Tuesday, December 27, 2011

Find Me


FIND ME!!!


Years spent in your search
Nowhere to be found; It’s time
 You rise and find me
©©©©©©Aakriti

Monday, December 26, 2011

I understand You


I understand You


Behind your starry smiles,
Behind your quiet silences,
Behind your love for friends,
Behind the words listened, much less spoken,
I wonder what you think,
I wonder what you feel,
As much as I know,
There’s a lot you in there keep,
A place full of depths,
Worthy of very few,
Never really known,
And this I understood.

Amidst the care you show,
Amidst the giving you give,
Amidst the eyes that sparkle,
Amidst the people with whom you sit,
In between the self whispers speak,
And this I understood.

And now you answer me,
For silence I’ll try and interpret,
For the laughs we shared,
Smiles we hi-fived,
My outpourings to thee,
The concern I received,
Where is mine to give?
A shell I see,
Invisible, intangible, but there,
A pain I feel,
Throbbing, aching, that hurts,
What is for me to offer?
For in your silence,
Are your surfaced smiles,
And your manifest tears,
And this I……

©Aakriti

Saturday, December 24, 2011

2011- The Year that was!


SPLENDID SATURDAY!!!:D

 As I revisited the year about to end , with some silly smiles, some which brought an intense understanding of what I went through, of the days spent in despair turning this live bouncy ball of happiness into a broken hopeless ‘nothing’, I found something valuable amidst the months that I lived in this year.

I realized that as much as I spent moments ready to crumple down, give up Hope ( The word I most respect in this whole wide world) and collapse leaving my very existence, a part of me, IN me always was ready to hold me, to bring my spirits up, to make me smile, and that I feel has been a lesson I learnt from the months that rushed by, sometimes in sad slowness, and at times in hackneyed hurry!

########################################

**WHAT TO DO:**
**A)** Please update the blog excerpt starting with "Amidst the care" and going on through "mine to give?", putting "shine" where "sparkle" stands.
**B)** Give every post date that appears in the blog excerpt.
The lines after this point come from a separate source.

########################################

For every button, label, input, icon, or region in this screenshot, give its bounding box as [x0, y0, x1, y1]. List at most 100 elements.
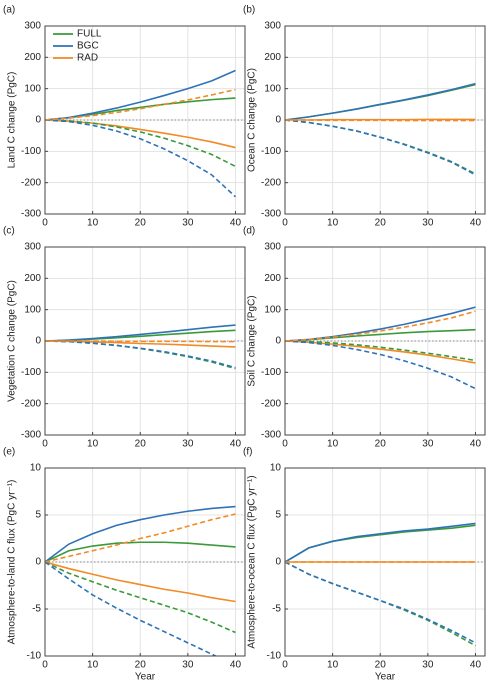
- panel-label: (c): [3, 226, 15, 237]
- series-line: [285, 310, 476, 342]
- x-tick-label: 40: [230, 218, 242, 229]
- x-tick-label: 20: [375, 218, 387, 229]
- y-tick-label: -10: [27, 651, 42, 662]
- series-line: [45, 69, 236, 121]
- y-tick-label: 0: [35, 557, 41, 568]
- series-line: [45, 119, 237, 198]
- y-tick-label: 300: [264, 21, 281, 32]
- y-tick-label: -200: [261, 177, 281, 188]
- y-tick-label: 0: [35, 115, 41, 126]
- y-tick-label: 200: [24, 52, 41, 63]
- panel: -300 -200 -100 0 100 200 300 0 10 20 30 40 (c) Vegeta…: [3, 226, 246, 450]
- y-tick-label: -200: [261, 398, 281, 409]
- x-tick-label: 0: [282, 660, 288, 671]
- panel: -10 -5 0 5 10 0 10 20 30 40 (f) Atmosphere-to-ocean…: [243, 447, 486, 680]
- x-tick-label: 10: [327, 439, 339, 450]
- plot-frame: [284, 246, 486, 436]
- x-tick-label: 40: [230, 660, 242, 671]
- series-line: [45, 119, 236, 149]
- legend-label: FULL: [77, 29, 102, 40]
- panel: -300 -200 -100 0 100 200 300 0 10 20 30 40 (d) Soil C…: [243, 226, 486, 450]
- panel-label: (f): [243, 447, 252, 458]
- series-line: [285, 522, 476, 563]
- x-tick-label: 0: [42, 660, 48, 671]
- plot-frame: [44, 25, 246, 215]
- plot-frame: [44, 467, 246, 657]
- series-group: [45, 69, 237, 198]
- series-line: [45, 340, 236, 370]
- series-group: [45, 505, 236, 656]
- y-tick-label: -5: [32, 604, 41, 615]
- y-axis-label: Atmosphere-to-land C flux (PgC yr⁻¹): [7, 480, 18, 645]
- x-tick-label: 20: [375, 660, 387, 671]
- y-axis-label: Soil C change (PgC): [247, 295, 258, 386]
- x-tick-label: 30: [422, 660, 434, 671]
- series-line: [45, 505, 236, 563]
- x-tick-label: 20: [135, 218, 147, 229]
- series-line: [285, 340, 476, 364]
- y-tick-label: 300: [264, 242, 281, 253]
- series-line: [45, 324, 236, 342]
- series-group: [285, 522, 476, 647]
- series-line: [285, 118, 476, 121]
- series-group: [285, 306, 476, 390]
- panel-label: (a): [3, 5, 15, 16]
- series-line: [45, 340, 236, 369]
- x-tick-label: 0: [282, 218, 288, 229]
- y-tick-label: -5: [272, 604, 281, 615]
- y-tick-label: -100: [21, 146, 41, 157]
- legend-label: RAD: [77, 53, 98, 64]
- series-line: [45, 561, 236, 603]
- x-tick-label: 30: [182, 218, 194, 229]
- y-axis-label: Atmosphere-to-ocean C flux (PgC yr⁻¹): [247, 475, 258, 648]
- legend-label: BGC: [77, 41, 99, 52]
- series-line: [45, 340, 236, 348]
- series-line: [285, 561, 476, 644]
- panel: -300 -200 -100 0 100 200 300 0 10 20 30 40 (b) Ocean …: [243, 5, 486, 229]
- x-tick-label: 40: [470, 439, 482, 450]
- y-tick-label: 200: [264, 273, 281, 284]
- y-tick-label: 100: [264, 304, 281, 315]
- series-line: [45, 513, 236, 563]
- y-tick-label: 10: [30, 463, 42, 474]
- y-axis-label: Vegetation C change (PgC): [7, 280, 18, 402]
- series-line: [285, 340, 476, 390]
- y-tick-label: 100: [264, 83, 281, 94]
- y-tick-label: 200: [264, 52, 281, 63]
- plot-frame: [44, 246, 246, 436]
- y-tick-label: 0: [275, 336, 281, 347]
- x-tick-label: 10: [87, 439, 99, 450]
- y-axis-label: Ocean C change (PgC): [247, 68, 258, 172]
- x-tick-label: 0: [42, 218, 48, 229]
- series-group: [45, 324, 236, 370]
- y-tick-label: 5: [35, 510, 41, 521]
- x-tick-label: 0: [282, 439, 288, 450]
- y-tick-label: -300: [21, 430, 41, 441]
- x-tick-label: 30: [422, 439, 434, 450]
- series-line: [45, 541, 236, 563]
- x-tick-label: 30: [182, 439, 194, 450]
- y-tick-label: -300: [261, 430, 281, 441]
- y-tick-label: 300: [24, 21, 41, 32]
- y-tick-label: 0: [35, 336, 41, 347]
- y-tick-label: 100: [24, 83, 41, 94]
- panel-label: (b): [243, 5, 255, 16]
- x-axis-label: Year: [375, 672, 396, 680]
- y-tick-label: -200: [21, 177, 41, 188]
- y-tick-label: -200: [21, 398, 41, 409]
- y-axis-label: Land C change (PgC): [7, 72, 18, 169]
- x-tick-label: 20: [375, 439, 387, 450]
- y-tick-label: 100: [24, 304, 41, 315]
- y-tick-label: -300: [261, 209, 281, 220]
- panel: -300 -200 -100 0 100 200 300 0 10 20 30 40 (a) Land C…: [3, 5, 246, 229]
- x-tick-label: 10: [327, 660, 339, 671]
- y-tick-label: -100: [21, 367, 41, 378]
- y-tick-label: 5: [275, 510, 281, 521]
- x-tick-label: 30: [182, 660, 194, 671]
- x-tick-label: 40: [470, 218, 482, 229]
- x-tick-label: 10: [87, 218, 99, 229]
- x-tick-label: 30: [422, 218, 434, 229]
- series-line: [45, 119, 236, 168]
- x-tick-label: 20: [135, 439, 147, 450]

########################################

**PER-TASK OUTPUTS:**
**A)**
Amidst the care you show,
Amidst the giving you give,
Amidst the eyes that shine,
Amidst the people with whom you sit,
In between the self whispers speak,
And this I understood.

And now you answer me,
For silence I’ll try and interpret,
For the laughs we shared,
Smiles we hi-fived,
My outpourings to thee,
The concern I received,
Where is mine to give?

**B)**
Tuesday, December 27, 2011
Monday, December 26, 2011
Saturday, December 24, 2011